▶ _The request_
Search the material for the string "специалистов" and copy each line where it occurs.
--- Start Items ---
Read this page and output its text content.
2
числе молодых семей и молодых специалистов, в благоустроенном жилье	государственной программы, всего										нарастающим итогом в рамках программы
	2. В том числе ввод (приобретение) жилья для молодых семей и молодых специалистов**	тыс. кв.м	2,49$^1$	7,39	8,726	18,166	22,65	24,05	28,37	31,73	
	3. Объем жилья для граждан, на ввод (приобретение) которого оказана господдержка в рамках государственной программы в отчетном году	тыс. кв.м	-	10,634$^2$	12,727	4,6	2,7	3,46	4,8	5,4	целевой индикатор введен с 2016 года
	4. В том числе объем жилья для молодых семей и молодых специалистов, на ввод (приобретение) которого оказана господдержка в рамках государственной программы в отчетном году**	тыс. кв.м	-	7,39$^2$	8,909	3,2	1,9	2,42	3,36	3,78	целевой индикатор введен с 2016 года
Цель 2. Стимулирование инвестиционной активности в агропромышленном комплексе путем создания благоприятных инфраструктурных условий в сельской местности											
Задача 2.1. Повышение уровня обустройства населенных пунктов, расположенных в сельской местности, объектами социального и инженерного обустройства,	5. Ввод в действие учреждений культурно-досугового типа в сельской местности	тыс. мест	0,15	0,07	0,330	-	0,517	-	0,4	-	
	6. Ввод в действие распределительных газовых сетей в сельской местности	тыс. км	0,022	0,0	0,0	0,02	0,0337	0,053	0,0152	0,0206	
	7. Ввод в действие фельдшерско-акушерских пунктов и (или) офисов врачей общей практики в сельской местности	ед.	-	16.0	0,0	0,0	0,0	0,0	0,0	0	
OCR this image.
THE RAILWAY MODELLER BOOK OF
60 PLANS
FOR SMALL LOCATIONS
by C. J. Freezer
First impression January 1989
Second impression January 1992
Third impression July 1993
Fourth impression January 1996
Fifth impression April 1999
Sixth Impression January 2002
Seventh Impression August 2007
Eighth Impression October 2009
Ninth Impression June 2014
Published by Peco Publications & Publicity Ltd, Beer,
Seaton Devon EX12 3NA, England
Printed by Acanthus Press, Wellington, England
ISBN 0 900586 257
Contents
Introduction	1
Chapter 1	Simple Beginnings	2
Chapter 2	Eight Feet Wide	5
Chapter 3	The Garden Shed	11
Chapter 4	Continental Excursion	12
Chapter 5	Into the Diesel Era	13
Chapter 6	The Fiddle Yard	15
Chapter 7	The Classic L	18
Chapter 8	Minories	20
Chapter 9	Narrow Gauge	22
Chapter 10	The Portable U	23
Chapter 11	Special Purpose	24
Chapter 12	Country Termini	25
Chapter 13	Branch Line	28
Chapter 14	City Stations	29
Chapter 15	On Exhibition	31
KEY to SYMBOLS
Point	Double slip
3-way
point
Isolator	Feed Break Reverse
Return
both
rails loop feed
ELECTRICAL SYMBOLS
--- End Items ---
--- Start Items ---
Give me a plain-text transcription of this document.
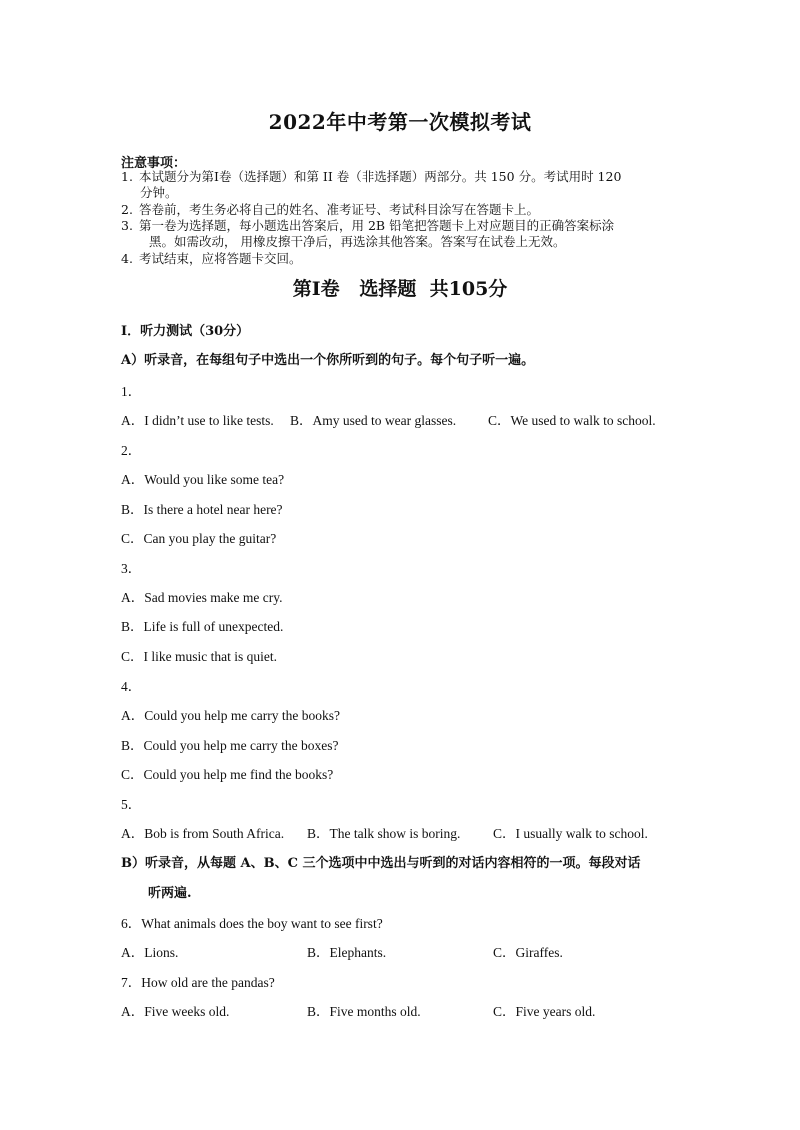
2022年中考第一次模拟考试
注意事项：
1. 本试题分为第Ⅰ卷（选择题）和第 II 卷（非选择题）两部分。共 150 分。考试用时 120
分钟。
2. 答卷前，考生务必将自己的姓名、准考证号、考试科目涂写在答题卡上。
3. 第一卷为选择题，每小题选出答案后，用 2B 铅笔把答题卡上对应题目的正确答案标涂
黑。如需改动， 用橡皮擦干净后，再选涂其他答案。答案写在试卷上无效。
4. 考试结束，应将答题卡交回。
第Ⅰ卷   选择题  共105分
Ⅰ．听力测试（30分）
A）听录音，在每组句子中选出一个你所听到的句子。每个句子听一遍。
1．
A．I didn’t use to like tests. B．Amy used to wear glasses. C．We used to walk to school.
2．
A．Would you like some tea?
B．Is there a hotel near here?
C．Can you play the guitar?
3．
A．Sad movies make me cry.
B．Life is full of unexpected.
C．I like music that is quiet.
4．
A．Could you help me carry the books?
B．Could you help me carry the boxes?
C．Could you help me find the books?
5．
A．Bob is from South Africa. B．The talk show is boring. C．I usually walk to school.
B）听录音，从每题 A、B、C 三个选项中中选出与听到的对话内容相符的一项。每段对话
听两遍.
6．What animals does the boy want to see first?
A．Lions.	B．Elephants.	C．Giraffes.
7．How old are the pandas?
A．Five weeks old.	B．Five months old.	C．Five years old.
--- End Items ---
▶ _Task answer_
числе молодых семей и молодых специалистов, в благоустроенном жилье	государственной программы, всего										нарастающим итогом в рамках программы
	2. В том числе ввод (приобретение) жилья для молодых семей и молодых специалистов**	тыс. кв.м	2,49$^1$	7,39	8,726	18,166	22,65	24,05	28,37	31,73	
	4. В том числе объем жилья для молодых семей и молодых специалистов, на ввод (приобретение) которого оказана господдержка в рамках государственной программы в отчетном году**	тыс. кв.м	-	7,39$^2$	8,909	3,2	1,9	2,42	3,36	3,78	целевой индикатор введен с 2016 года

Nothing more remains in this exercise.